* begin Records shown *

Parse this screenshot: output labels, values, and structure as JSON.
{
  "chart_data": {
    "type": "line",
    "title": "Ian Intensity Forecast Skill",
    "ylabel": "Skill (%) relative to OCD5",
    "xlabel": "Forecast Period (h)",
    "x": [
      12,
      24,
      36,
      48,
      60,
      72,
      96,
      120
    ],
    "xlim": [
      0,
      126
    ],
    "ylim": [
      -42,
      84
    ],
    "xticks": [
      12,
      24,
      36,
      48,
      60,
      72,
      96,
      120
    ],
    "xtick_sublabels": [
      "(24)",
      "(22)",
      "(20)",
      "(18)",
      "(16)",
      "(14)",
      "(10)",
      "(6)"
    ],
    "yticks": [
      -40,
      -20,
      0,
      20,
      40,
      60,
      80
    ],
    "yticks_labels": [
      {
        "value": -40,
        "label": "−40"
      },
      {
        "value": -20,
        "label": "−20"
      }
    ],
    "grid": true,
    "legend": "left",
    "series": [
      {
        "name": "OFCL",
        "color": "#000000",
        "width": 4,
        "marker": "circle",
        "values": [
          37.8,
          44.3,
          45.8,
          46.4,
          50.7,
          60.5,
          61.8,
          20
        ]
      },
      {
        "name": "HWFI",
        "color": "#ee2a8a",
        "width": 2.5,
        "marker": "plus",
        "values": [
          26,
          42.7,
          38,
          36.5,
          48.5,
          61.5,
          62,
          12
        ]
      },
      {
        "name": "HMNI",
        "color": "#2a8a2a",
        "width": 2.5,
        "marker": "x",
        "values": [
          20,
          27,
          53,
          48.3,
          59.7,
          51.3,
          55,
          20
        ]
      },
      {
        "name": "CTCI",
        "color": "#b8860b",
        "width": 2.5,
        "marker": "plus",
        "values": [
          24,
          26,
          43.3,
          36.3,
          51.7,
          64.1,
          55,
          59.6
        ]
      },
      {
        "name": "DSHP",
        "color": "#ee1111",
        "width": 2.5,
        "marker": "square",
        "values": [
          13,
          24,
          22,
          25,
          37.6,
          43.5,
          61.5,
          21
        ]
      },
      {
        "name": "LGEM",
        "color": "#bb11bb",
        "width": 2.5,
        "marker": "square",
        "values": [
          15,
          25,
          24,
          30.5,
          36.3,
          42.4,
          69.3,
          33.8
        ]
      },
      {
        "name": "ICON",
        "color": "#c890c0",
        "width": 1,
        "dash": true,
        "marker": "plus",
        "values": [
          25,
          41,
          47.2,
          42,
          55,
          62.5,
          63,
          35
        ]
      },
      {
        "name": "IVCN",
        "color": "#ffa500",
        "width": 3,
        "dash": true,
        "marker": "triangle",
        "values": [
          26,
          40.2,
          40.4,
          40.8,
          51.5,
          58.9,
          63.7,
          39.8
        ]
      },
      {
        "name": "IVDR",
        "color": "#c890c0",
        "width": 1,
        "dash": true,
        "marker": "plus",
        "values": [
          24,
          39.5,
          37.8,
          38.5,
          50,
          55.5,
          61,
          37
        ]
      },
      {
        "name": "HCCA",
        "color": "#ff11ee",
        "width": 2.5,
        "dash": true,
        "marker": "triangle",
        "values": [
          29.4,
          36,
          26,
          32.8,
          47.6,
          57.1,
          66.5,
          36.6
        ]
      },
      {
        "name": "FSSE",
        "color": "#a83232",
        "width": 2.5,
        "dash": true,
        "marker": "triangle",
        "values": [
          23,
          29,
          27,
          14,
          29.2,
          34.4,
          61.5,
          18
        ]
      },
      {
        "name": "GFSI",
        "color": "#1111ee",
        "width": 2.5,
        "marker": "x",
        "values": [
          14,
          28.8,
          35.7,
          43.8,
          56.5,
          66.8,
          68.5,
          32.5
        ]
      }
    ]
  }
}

* end Records shown *

**Your goal:** Copy out each line of the data containing the string "Forecast".

**Complete output:**
    "title": "Ian Intensity Forecast Skill",
    "xlabel": "Forecast Period (h)",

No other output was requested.